Start of Dataset content

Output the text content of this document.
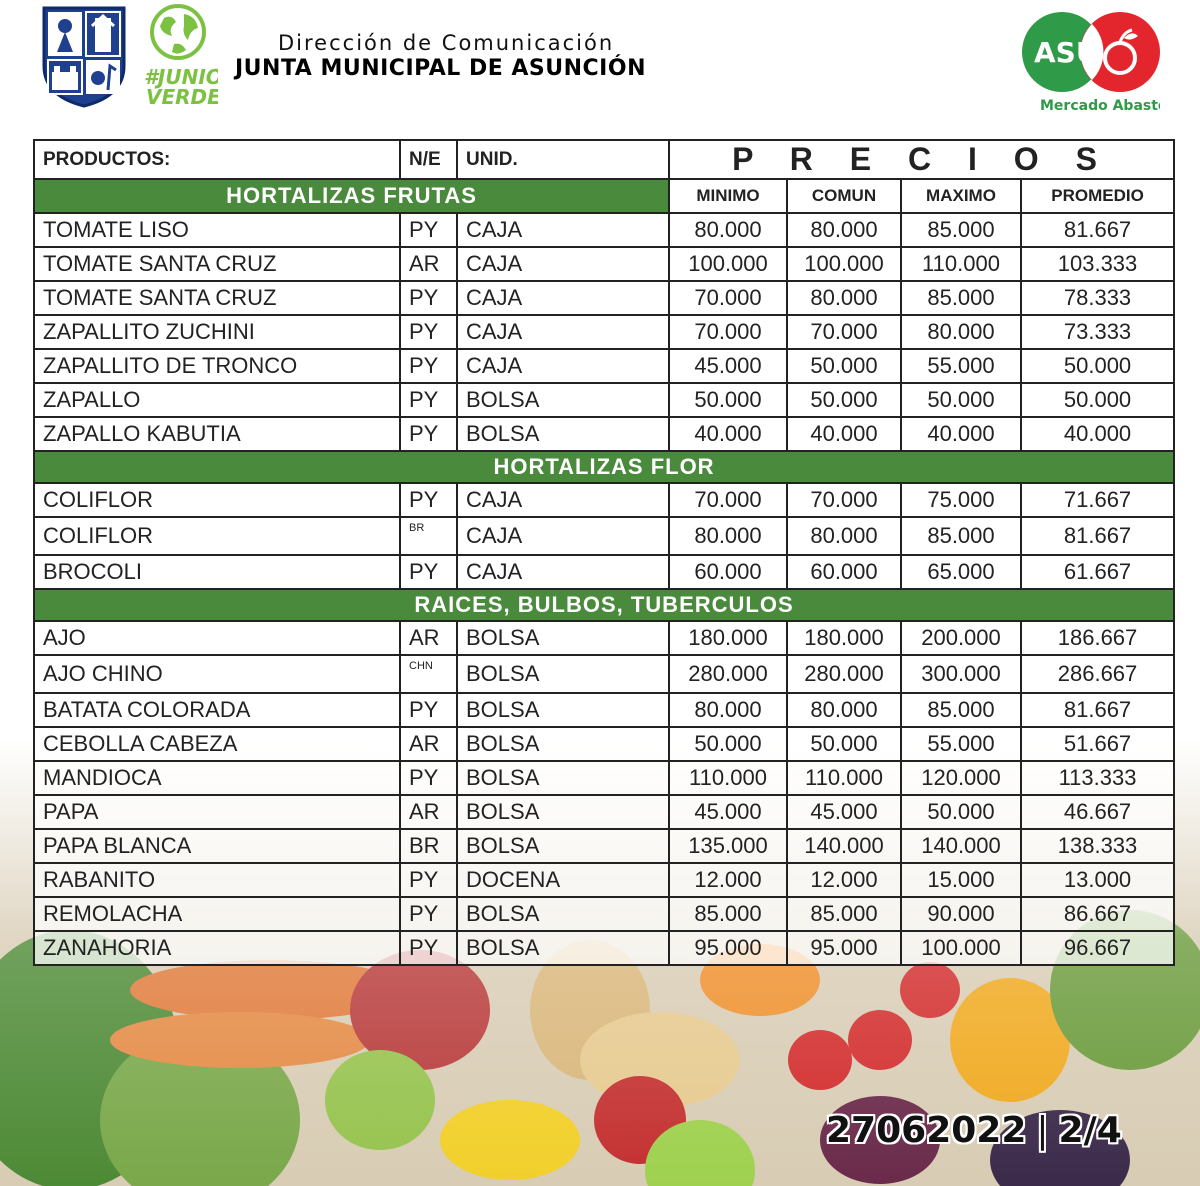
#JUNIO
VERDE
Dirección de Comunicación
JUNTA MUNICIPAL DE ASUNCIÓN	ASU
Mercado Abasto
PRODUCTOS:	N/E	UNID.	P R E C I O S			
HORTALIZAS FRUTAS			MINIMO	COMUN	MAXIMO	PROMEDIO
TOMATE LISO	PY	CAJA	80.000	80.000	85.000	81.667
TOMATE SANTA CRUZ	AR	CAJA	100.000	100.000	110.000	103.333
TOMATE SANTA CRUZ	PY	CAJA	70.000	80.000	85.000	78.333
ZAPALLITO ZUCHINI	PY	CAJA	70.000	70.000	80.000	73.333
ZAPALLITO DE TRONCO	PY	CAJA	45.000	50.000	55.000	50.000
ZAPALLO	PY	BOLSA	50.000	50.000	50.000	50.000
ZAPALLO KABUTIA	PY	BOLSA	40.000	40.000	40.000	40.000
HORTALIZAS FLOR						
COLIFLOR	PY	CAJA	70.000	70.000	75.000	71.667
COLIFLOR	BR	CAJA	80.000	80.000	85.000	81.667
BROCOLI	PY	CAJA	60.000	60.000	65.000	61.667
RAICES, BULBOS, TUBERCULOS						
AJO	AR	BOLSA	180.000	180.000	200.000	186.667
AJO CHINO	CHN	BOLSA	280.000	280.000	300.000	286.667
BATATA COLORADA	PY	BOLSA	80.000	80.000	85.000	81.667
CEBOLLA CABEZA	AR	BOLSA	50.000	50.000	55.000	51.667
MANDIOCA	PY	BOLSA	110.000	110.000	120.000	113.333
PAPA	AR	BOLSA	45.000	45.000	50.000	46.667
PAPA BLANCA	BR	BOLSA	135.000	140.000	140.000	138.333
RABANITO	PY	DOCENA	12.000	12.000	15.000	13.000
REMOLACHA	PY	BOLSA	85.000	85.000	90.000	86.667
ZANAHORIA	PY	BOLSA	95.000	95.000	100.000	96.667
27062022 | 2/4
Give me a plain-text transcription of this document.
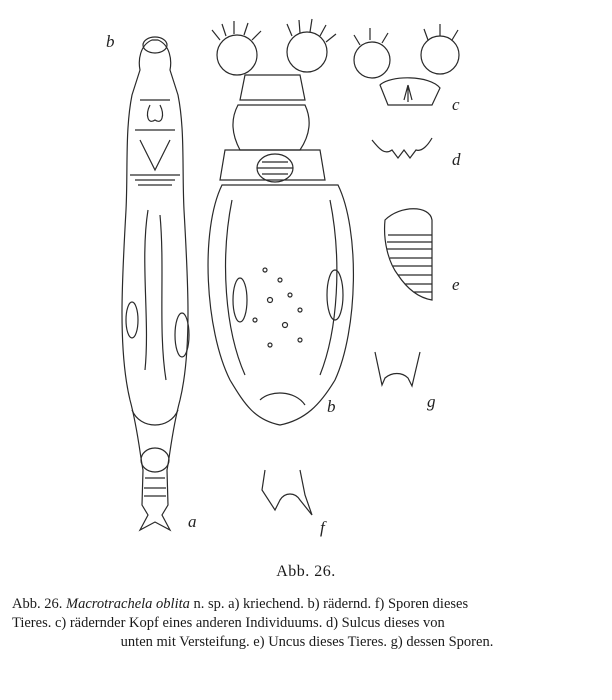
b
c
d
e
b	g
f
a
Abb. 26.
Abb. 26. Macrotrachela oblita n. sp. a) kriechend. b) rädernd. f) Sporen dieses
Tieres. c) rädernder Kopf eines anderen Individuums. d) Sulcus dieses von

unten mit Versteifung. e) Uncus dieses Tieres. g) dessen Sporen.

End of Dataset content

▸ **Work instructions**
Copy every line of the data exactly as written, excluding the pictures.

▸ **Full response**
Output the text content of this document.
#JUNIO
VERDE
Dirección de Comunicación
JUNTA MUNICIPAL DE ASUNCIÓN	ASU
Mercado Abasto
PRODUCTOS:	N/E	UNID.	P R E C I O S			
HORTALIZAS FRUTAS			MINIMO	COMUN	MAXIMO	PROMEDIO
TOMATE LISO	PY	CAJA	80.000	80.000	85.000	81.667
TOMATE SANTA CRUZ	AR	CAJA	100.000	100.000	110.000	103.333
TOMATE SANTA CRUZ	PY	CAJA	70.000	80.000	85.000	78.333
ZAPALLITO ZUCHINI	PY	CAJA	70.000	70.000	80.000	73.333
ZAPALLITO DE TRONCO	PY	CAJA	45.000	50.000	55.000	50.000
ZAPALLO	PY	BOLSA	50.000	50.000	50.000	50.000
ZAPALLO KABUTIA	PY	BOLSA	40.000	40.000	40.000	40.000
HORTALIZAS FLOR						
COLIFLOR	PY	CAJA	70.000	70.000	75.000	71.667
COLIFLOR	BR	CAJA	80.000	80.000	85.000	81.667
BROCOLI	PY	CAJA	60.000	60.000	65.000	61.667
RAICES, BULBOS, TUBERCULOS						
AJO	AR	BOLSA	180.000	180.000	200.000	186.667
AJO CHINO	CHN	BOLSA	280.000	280.000	300.000	286.667
BATATA COLORADA	PY	BOLSA	80.000	80.000	85.000	81.667
CEBOLLA CABEZA	AR	BOLSA	50.000	50.000	55.000	51.667
MANDIOCA	PY	BOLSA	110.000	110.000	120.000	113.333
PAPA	AR	BOLSA	45.000	45.000	50.000	46.667
PAPA BLANCA	BR	BOLSA	135.000	140.000	140.000	138.333
RABANITO	PY	DOCENA	12.000	12.000	15.000	13.000
REMOLACHA	PY	BOLSA	85.000	85.000	90.000	86.667
ZANAHORIA	PY	BOLSA	95.000	95.000	100.000	96.667
27062022 | 2/4
Give me a plain-text transcription of this document.
b
c
d
e
b	g
f
a
Abb. 26.
Abb. 26. Macrotrachela oblita n. sp. a) kriechend. b) rädernd. f) Sporen dieses
Tieres. c) rädernder Kopf eines anderen Individuums. d) Sulcus dieses von

unten mit Versteifung. e) Uncus dieses Tieres. g) dessen Sporen.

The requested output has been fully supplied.